### Job
Gather, from the data below, each line in which the word "this" occurs.

### Listed records
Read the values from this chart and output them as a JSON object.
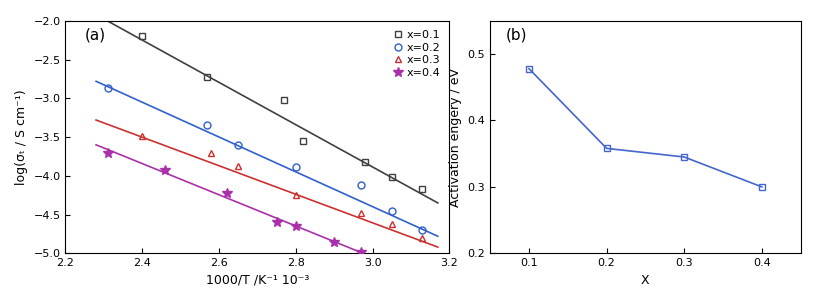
{
  "panel_a": {
    "title": "(a)",
    "xlabel": "1000/T /K⁻¹ 10⁻³",
    "ylabel": "log(σₜ / S cm⁻¹)",
    "xlim": [
      2.2,
      3.2
    ],
    "ylim": [
      -5.0,
      -2.0
    ],
    "xticks": [
      2.2,
      2.4,
      2.6,
      2.8,
      3.0,
      3.2
    ],
    "yticks": [
      -5.0,
      -4.5,
      -4.0,
      -3.5,
      -3.0,
      -2.5,
      -2.0
    ],
    "series": [
      {
        "label": "x=0.1",
        "color": "#404040",
        "marker": "s",
        "markersize": 5,
        "markerfacecolor": "none",
        "markeredgecolor": "#404040",
        "x_data": [
          2.4,
          2.57,
          2.77,
          2.82,
          2.98,
          3.05,
          3.13
        ],
        "y_data": [
          -2.2,
          -2.72,
          -3.02,
          -3.55,
          -3.82,
          -4.02,
          -4.17
        ],
        "fit_x": [
          2.28,
          3.17
        ],
        "fit_y": [
          -1.92,
          -4.35
        ]
      },
      {
        "label": "x=0.2",
        "color": "#3060cc",
        "marker": "o",
        "markersize": 5,
        "markerfacecolor": "none",
        "markeredgecolor": "#3060cc",
        "x_data": [
          2.31,
          2.57,
          2.65,
          2.8,
          2.97,
          3.05,
          3.13
        ],
        "y_data": [
          -2.87,
          -3.35,
          -3.6,
          -3.88,
          -4.12,
          -4.45,
          -4.7
        ],
        "fit_x": [
          2.28,
          3.17
        ],
        "fit_y": [
          -2.78,
          -4.78
        ]
      },
      {
        "label": "x=0.3",
        "color": "#cc3030",
        "marker": "^",
        "markersize": 5,
        "markerfacecolor": "none",
        "markeredgecolor": "#cc3030",
        "x_data": [
          2.4,
          2.58,
          2.65,
          2.8,
          2.97,
          3.05,
          3.13
        ],
        "y_data": [
          -3.48,
          -3.7,
          -3.87,
          -4.25,
          -4.48,
          -4.62,
          -4.8
        ],
        "fit_x": [
          2.28,
          3.17
        ],
        "fit_y": [
          -3.28,
          -4.92
        ]
      },
      {
        "label": "x=0.4",
        "color": "#aa30aa",
        "marker": "*",
        "markersize": 7,
        "markerfacecolor": "#aa30aa",
        "markeredgecolor": "#aa30aa",
        "x_data": [
          2.31,
          2.46,
          2.62,
          2.75,
          2.8,
          2.9,
          2.97
        ],
        "y_data": [
          -3.7,
          -3.93,
          -4.22,
          -4.6,
          -4.65,
          -4.85,
          -4.98
        ],
        "fit_x": [
          2.28,
          3.0
        ],
        "fit_y": [
          -3.6,
          -5.05
        ]
      }
    ]
  },
  "panel_b": {
    "title": "(b)",
    "xlabel": "X",
    "ylabel": "Activation engery / eV",
    "xlim": [
      0.05,
      0.45
    ],
    "ylim": [
      0.2,
      0.55
    ],
    "xticks": [
      0.1,
      0.2,
      0.3,
      0.4
    ],
    "yticks": [
      0.2,
      0.3,
      0.4,
      0.5
    ],
    "x_data": [
      0.1,
      0.2,
      0.3,
      0.4
    ],
    "y_data": [
      0.478,
      0.358,
      0.345,
      0.3
    ],
    "color": "#4466cc",
    "marker": "s",
    "markersize": 5,
    "markerfacecolor": "none"
  }
}
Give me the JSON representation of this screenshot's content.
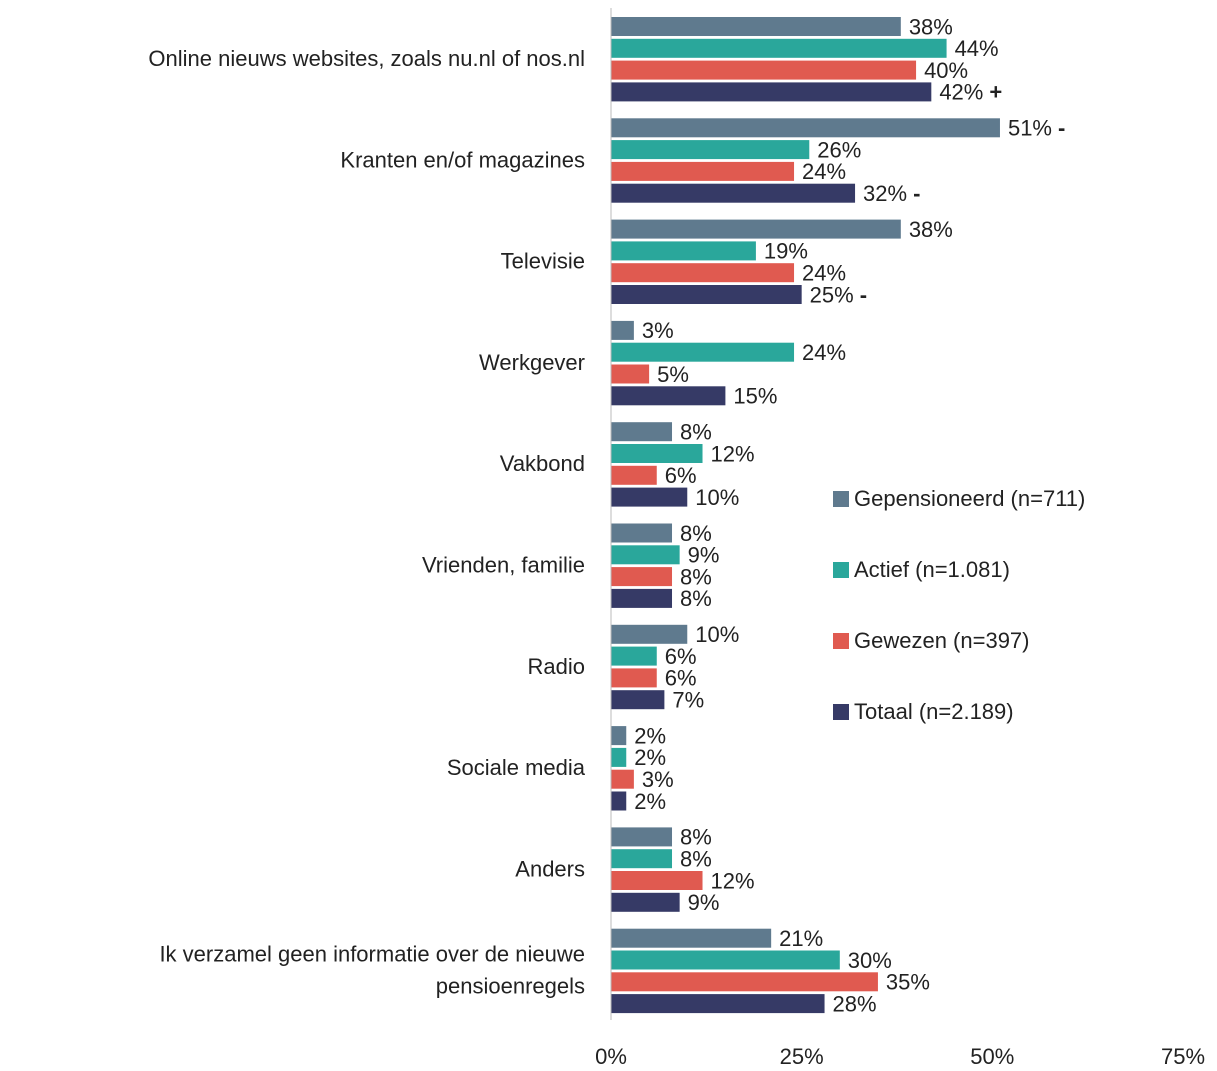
{
  "chart_data": {
    "type": "hbar",
    "categories": [
      "Online nieuws websites, zoals nu.nl of nos.nl",
      "Kranten en/of magazines",
      "Televisie",
      "Werkgever",
      "Vakbond",
      "Vrienden, familie",
      "Radio",
      "Sociale media",
      "Anders",
      "Ik verzamel geen informatie over de nieuwe\npensioenregels"
    ],
    "series": [
      {
        "name": "Gepensioneerd (n=711)",
        "color": "#5f7a8e",
        "values": [
          38,
          51,
          38,
          3,
          8,
          8,
          10,
          2,
          8,
          21
        ],
        "value_labels": [
          "38%",
          "51%",
          "38%",
          "3%",
          "8%",
          "8%",
          "10%",
          "2%",
          "8%",
          "21%"
        ],
        "markers": [
          null,
          "-",
          null,
          null,
          null,
          null,
          null,
          null,
          null,
          null
        ]
      },
      {
        "name": "Actief (n=1.081)",
        "color": "#2aa79b",
        "values": [
          44,
          26,
          19,
          24,
          12,
          9,
          6,
          2,
          8,
          30
        ],
        "value_labels": [
          "44%",
          "26%",
          "19%",
          "24%",
          "12%",
          "9%",
          "6%",
          "2%",
          "8%",
          "30%"
        ],
        "markers": [
          null,
          null,
          null,
          null,
          null,
          null,
          null,
          null,
          null,
          null
        ]
      },
      {
        "name": "Gewezen (n=397)",
        "color": "#e05a50",
        "values": [
          40,
          24,
          24,
          5,
          6,
          8,
          6,
          3,
          12,
          35
        ],
        "value_labels": [
          "40%",
          "24%",
          "24%",
          "5%",
          "6%",
          "8%",
          "6%",
          "3%",
          "12%",
          "35%"
        ],
        "markers": [
          null,
          null,
          null,
          null,
          null,
          null,
          null,
          null,
          null,
          null
        ]
      },
      {
        "name": "Totaal (n=2.189)",
        "color": "#363a66",
        "values": [
          42,
          32,
          25,
          15,
          10,
          8,
          7,
          2,
          9,
          28
        ],
        "value_labels": [
          "42%",
          "32%",
          "25%",
          "15%",
          "10%",
          "8%",
          "7%",
          "2%",
          "9%",
          "28%"
        ],
        "markers": [
          "+",
          "-",
          "-",
          null,
          null,
          null,
          null,
          null,
          null,
          null
        ]
      }
    ],
    "xlim": [
      0,
      75
    ],
    "xticks": [
      {
        "value": 0,
        "label": "0%"
      },
      {
        "value": 25,
        "label": "25%"
      },
      {
        "value": 50,
        "label": "50%"
      },
      {
        "value": 75,
        "label": "75%"
      }
    ],
    "legend": "right"
  }
}
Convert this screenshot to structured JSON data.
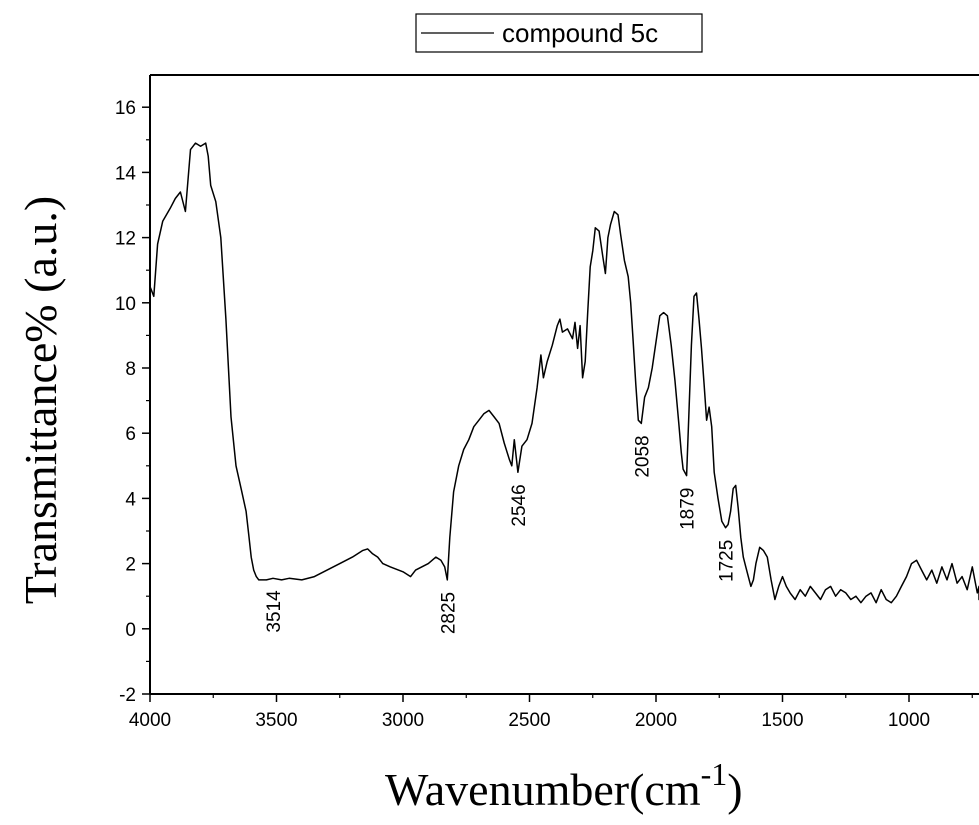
{
  "chart_data": {
    "type": "line",
    "title": "",
    "xlabel": "Wavenumber(cm",
    "xlabel_sup": "-1",
    "xlabel_close": ")",
    "ylabel": "Transmittance% (a.u.)",
    "xlim": [
      4000,
      680
    ],
    "ylim": [
      -2,
      17
    ],
    "x_ticks": [
      4000,
      3500,
      3000,
      2500,
      2000,
      1500,
      1000
    ],
    "y_ticks": [
      -2,
      0,
      2,
      4,
      6,
      8,
      10,
      12,
      14,
      16
    ],
    "x_tick_labels": [
      "4000",
      "3500",
      "3000",
      "2500",
      "2000",
      "1500",
      "1000"
    ],
    "y_tick_labels": [
      "-2",
      "0",
      "2",
      "4",
      "6",
      "8",
      "10",
      "12",
      "14",
      "16"
    ],
    "grid": false,
    "legend_position": "top-center",
    "line_color": "#000000",
    "series": [
      {
        "name": "compound 5c",
        "x": [
          4000,
          3985,
          3970,
          3950,
          3920,
          3900,
          3880,
          3860,
          3840,
          3820,
          3800,
          3780,
          3770,
          3760,
          3740,
          3720,
          3700,
          3680,
          3660,
          3640,
          3620,
          3610,
          3600,
          3590,
          3580,
          3570,
          3560,
          3540,
          3514,
          3480,
          3450,
          3400,
          3350,
          3300,
          3250,
          3200,
          3160,
          3140,
          3120,
          3100,
          3080,
          3050,
          3000,
          2970,
          2950,
          2900,
          2870,
          2850,
          2835,
          2825,
          2815,
          2800,
          2780,
          2760,
          2740,
          2720,
          2700,
          2680,
          2660,
          2640,
          2620,
          2600,
          2580,
          2570,
          2560,
          2546,
          2530,
          2510,
          2490,
          2470,
          2455,
          2445,
          2430,
          2410,
          2390,
          2380,
          2370,
          2350,
          2330,
          2320,
          2310,
          2300,
          2290,
          2280,
          2270,
          2260,
          2250,
          2240,
          2225,
          2210,
          2200,
          2190,
          2180,
          2165,
          2150,
          2140,
          2125,
          2110,
          2100,
          2090,
          2080,
          2070,
          2058,
          2045,
          2030,
          2015,
          2000,
          1985,
          1970,
          1955,
          1940,
          1925,
          1910,
          1900,
          1893,
          1879,
          1870,
          1860,
          1850,
          1840,
          1830,
          1820,
          1810,
          1800,
          1790,
          1780,
          1770,
          1755,
          1740,
          1725,
          1715,
          1705,
          1695,
          1685,
          1675,
          1665,
          1655,
          1645,
          1635,
          1625,
          1615,
          1605,
          1590,
          1575,
          1560,
          1545,
          1530,
          1515,
          1500,
          1485,
          1470,
          1450,
          1430,
          1410,
          1390,
          1370,
          1350,
          1330,
          1310,
          1290,
          1270,
          1250,
          1230,
          1210,
          1190,
          1170,
          1150,
          1130,
          1110,
          1090,
          1070,
          1050,
          1030,
          1010,
          990,
          970,
          950,
          930,
          910,
          890,
          870,
          850,
          830,
          810,
          790,
          770,
          750,
          730,
          710,
          690,
          680
        ],
        "y": [
          10.5,
          10.2,
          11.8,
          12.5,
          12.9,
          13.2,
          13.4,
          12.8,
          14.7,
          14.9,
          14.8,
          14.9,
          14.5,
          13.6,
          13.1,
          12.0,
          9.5,
          6.5,
          5.0,
          4.3,
          3.6,
          2.9,
          2.2,
          1.8,
          1.6,
          1.5,
          1.5,
          1.5,
          1.55,
          1.5,
          1.55,
          1.5,
          1.6,
          1.8,
          2.0,
          2.2,
          2.4,
          2.45,
          2.3,
          2.2,
          2.0,
          1.9,
          1.75,
          1.6,
          1.8,
          2.0,
          2.2,
          2.1,
          1.9,
          1.5,
          2.8,
          4.2,
          5.0,
          5.5,
          5.8,
          6.2,
          6.4,
          6.6,
          6.7,
          6.5,
          6.3,
          5.7,
          5.2,
          5.0,
          5.8,
          4.8,
          5.6,
          5.8,
          6.3,
          7.4,
          8.4,
          7.7,
          8.2,
          8.7,
          9.3,
          9.5,
          9.1,
          9.2,
          8.9,
          9.4,
          8.6,
          9.3,
          7.7,
          8.2,
          9.7,
          11.1,
          11.6,
          12.3,
          12.2,
          11.4,
          10.9,
          12.0,
          12.4,
          12.8,
          12.7,
          12.1,
          11.3,
          10.8,
          10.0,
          8.8,
          7.5,
          6.4,
          6.3,
          7.1,
          7.4,
          8.0,
          8.8,
          9.6,
          9.7,
          9.6,
          8.7,
          7.6,
          6.3,
          5.4,
          4.9,
          4.7,
          6.6,
          8.7,
          10.2,
          10.3,
          9.5,
          8.6,
          7.5,
          6.4,
          6.8,
          6.2,
          4.8,
          4.0,
          3.3,
          3.1,
          3.2,
          3.6,
          4.3,
          4.4,
          3.7,
          2.8,
          2.2,
          1.9,
          1.6,
          1.3,
          1.5,
          2.0,
          2.5,
          2.4,
          2.2,
          1.5,
          0.9,
          1.3,
          1.6,
          1.3,
          1.1,
          0.9,
          1.2,
          1.0,
          1.3,
          1.1,
          0.9,
          1.2,
          1.3,
          1.0,
          1.2,
          1.1,
          0.9,
          1.0,
          0.8,
          1.0,
          1.1,
          0.8,
          1.2,
          0.9,
          0.8,
          1.0,
          1.3,
          1.6,
          2.0,
          2.1,
          1.8,
          1.5,
          1.8,
          1.4,
          1.9,
          1.5,
          2.0,
          1.4,
          1.6,
          1.2,
          1.9,
          1.1,
          1.3,
          0.9,
          0.95
        ]
      }
    ],
    "annotations": [
      {
        "text": "3514",
        "x": 3514,
        "y": 1.55
      },
      {
        "text": "2825",
        "x": 2825,
        "y": 1.5
      },
      {
        "text": "2546",
        "x": 2546,
        "y": 4.8
      },
      {
        "text": "2058",
        "x": 2058,
        "y": 6.3
      },
      {
        "text": "1879",
        "x": 1879,
        "y": 4.7
      },
      {
        "text": "1725",
        "x": 1725,
        "y": 3.1
      }
    ]
  }
}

### Response
Read the values from this chart and output them as a JSON object.
Give me the JSON representation of this screenshot's content.
Convert this screenshot to structured JSON data.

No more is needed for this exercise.